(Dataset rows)
····················
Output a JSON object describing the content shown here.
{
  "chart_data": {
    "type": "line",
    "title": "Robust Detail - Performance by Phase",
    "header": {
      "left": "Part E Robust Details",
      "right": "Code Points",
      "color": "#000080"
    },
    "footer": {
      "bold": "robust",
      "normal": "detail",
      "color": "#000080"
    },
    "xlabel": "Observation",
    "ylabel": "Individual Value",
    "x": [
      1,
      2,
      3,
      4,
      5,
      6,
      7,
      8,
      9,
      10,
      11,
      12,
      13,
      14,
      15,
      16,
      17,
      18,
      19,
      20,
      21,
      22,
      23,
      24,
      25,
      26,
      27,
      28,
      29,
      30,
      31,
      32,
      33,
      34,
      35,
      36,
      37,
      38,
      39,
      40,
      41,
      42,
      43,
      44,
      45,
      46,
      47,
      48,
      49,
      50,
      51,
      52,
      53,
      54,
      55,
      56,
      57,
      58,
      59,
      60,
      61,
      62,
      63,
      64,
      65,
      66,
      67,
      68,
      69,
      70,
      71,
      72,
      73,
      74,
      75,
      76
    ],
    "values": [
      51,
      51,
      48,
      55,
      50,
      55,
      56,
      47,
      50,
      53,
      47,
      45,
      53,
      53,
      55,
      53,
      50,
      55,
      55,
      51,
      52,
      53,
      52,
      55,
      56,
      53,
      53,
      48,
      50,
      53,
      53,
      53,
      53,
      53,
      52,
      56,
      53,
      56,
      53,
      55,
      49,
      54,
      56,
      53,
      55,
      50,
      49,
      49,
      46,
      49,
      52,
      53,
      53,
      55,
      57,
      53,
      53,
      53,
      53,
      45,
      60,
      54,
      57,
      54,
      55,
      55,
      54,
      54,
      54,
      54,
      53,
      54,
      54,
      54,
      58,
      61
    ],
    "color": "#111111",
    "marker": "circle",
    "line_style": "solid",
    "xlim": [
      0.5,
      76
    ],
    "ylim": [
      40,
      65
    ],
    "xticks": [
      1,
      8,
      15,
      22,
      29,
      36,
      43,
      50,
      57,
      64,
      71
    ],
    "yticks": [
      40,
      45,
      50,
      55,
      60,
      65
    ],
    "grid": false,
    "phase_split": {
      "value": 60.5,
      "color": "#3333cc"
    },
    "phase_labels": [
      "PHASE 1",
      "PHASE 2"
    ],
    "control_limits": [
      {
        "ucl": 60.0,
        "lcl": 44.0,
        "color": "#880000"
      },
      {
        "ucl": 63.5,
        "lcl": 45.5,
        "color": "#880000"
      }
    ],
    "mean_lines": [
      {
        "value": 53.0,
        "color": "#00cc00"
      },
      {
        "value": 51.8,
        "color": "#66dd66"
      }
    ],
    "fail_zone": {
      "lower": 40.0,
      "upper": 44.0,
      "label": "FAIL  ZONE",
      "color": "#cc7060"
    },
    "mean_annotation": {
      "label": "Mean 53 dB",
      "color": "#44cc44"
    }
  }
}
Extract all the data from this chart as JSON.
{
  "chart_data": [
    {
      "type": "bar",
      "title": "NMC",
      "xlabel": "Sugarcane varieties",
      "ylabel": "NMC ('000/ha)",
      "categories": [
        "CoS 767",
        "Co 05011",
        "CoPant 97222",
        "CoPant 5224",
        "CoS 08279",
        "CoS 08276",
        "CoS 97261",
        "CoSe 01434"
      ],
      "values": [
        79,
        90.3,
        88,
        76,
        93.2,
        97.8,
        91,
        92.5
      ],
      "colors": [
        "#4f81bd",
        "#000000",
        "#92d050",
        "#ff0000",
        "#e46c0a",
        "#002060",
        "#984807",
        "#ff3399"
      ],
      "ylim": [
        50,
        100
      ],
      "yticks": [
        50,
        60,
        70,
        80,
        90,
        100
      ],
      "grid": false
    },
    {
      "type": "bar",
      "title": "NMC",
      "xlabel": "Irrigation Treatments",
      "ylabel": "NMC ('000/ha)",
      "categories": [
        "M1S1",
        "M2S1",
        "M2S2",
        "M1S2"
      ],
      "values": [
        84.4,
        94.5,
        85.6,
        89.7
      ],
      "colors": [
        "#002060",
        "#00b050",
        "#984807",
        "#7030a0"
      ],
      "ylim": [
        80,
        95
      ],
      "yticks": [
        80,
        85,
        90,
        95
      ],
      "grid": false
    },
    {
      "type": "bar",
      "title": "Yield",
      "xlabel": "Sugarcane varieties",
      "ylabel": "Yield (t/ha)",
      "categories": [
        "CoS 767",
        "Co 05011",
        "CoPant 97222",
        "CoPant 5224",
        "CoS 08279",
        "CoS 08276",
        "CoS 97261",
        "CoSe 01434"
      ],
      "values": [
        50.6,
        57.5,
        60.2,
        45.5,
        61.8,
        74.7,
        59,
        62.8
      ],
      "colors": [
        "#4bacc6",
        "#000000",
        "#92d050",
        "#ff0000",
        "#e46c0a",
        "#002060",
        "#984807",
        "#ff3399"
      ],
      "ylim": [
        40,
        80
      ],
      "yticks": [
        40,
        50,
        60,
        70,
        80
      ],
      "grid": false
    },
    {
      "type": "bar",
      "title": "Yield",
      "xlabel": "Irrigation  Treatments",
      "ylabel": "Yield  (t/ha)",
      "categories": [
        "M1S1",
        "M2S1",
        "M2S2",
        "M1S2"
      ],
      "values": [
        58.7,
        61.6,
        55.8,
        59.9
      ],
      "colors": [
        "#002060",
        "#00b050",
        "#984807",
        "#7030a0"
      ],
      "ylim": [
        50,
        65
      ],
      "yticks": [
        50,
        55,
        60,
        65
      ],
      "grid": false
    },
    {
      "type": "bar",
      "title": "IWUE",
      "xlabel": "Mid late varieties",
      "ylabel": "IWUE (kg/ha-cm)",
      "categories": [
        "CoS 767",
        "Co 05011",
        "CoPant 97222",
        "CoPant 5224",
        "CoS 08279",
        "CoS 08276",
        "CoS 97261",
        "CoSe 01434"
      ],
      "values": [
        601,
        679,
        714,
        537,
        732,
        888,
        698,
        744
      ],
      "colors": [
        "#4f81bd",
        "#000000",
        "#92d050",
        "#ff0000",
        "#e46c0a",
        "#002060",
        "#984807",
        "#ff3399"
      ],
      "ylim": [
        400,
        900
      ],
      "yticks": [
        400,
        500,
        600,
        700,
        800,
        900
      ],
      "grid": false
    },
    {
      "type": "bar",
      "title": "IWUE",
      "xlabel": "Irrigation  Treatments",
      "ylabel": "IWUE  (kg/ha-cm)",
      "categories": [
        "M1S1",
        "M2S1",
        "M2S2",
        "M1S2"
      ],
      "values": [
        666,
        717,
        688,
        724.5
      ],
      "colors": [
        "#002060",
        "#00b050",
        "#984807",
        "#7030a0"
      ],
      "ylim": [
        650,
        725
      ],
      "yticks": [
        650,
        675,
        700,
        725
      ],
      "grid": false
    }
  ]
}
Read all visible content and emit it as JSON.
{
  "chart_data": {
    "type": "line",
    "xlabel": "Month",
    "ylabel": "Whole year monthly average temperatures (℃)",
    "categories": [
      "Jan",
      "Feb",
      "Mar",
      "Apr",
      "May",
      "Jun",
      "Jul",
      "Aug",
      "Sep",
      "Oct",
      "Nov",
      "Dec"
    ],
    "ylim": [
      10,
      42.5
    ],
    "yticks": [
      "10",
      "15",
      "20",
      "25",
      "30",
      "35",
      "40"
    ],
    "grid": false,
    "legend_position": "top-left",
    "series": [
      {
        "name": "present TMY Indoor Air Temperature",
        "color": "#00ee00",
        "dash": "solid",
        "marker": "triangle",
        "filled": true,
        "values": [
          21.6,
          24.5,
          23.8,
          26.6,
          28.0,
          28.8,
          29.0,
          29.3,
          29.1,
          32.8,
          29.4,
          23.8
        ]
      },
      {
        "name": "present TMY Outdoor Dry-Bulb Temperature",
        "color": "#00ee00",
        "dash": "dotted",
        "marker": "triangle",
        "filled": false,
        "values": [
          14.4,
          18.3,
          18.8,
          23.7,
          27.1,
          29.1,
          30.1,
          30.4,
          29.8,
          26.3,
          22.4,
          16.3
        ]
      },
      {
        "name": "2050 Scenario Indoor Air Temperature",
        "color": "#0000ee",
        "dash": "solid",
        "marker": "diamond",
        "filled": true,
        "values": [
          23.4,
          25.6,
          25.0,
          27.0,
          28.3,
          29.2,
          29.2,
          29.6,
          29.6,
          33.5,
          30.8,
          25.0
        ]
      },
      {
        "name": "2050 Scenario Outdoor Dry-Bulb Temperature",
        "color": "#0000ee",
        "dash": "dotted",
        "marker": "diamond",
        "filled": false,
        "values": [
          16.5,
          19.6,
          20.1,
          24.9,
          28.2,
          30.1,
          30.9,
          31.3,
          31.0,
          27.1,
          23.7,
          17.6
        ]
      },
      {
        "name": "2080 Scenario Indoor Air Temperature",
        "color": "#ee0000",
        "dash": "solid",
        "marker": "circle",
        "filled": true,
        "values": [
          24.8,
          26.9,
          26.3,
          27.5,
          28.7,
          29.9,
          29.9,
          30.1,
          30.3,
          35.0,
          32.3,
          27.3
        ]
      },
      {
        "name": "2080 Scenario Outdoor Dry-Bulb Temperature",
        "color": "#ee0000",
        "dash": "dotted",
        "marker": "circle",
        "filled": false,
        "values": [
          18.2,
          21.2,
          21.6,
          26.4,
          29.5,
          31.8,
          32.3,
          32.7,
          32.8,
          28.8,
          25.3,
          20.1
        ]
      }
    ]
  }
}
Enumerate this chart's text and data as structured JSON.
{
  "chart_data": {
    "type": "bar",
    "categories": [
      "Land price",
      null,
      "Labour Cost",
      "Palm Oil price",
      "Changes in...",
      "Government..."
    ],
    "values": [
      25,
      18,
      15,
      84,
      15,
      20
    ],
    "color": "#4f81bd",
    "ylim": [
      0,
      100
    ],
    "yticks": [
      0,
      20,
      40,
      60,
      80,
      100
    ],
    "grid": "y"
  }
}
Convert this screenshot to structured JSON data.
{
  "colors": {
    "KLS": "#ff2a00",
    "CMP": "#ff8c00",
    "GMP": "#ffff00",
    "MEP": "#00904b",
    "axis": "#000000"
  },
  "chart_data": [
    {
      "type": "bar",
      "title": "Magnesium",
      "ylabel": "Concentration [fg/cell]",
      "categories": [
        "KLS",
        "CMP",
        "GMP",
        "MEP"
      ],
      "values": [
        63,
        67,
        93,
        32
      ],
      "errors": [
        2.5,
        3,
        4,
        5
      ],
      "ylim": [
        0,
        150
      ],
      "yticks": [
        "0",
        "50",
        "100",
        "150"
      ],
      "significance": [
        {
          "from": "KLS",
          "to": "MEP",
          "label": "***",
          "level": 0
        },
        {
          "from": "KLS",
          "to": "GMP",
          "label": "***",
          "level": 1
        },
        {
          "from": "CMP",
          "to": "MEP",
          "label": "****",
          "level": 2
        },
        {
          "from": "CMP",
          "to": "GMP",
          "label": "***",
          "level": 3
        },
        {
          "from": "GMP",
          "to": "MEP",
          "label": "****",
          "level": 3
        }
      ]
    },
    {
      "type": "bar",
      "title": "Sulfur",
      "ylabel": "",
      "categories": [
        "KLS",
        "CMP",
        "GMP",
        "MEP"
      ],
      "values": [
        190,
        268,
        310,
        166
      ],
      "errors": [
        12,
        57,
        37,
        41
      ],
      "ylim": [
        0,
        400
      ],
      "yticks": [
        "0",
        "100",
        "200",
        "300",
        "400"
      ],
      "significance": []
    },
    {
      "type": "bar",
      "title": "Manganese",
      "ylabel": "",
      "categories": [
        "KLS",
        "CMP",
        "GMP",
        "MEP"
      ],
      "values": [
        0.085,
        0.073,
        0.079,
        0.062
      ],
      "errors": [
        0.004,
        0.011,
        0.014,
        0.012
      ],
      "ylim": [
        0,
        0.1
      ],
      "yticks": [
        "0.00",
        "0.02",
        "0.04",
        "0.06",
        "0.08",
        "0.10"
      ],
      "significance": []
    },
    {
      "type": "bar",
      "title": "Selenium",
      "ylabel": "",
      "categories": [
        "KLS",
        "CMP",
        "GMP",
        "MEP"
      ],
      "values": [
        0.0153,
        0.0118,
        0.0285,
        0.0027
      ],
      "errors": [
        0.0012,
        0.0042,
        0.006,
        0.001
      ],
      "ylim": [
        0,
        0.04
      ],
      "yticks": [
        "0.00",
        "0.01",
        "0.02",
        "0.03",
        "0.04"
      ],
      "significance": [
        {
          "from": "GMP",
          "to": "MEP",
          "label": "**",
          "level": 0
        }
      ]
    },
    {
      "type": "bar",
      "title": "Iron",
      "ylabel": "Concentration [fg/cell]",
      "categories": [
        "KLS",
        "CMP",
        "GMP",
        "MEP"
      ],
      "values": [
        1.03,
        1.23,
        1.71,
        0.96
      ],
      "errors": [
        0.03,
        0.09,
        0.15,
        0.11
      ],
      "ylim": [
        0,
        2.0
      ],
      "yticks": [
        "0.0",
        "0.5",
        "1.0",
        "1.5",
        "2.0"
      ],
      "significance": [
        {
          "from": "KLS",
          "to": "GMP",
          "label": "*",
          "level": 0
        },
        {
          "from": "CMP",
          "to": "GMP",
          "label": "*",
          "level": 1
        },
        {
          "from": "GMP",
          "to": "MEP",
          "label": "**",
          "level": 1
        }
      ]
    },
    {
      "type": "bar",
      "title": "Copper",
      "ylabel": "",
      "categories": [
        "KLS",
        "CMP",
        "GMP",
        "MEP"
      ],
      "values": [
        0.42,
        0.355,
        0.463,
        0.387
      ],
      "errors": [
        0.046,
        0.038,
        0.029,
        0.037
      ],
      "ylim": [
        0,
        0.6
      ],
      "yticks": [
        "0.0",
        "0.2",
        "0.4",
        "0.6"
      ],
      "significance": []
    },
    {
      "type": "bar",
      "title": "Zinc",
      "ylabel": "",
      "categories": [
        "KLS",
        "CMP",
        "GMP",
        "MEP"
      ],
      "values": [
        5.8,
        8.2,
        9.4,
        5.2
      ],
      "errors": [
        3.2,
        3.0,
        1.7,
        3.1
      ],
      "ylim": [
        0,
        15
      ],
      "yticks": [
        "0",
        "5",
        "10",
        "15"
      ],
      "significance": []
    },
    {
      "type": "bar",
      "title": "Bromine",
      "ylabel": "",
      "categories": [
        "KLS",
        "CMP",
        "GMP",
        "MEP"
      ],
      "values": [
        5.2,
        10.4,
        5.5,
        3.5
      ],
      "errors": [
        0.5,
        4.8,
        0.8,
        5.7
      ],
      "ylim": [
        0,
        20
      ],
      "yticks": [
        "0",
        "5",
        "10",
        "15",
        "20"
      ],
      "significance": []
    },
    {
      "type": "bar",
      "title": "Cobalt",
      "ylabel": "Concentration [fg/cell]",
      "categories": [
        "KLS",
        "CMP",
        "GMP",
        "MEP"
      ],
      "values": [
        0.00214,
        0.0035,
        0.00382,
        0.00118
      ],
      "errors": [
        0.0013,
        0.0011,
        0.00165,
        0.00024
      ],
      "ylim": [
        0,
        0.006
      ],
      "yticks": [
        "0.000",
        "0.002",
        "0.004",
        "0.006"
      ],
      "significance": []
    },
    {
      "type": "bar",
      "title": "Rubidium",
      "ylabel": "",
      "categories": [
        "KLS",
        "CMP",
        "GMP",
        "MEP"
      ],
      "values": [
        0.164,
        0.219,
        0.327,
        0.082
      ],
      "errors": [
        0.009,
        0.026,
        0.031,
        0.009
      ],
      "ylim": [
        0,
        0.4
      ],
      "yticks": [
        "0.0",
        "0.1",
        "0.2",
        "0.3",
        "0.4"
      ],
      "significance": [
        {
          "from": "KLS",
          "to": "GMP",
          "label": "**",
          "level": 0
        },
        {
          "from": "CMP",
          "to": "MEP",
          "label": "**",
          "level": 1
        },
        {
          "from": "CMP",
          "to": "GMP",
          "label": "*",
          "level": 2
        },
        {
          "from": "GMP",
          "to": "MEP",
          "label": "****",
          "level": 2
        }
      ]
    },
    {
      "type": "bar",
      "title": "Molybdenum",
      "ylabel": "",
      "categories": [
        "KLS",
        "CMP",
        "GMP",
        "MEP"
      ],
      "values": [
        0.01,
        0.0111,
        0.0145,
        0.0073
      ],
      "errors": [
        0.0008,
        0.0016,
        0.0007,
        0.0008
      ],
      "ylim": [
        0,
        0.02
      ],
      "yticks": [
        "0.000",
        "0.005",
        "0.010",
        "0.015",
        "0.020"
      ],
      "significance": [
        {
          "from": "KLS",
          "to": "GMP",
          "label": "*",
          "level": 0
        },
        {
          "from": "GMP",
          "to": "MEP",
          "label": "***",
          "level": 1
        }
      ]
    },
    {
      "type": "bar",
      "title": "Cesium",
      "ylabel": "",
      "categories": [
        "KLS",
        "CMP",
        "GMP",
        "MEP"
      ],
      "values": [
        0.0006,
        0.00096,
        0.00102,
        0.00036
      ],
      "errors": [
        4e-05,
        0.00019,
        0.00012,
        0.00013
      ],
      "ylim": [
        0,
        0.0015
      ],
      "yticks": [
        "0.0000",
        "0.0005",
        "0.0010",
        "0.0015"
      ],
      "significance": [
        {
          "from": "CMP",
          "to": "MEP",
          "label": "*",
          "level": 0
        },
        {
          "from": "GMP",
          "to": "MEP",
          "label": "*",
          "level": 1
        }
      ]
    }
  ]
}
····················
§ **TASK TO CARRY OUT**
Go through the listing above and list every line that has the word "content".

§ **EXERCISE RESULT**
Output a JSON object describing the content shown here.
Read all visible content and emit it as JSON.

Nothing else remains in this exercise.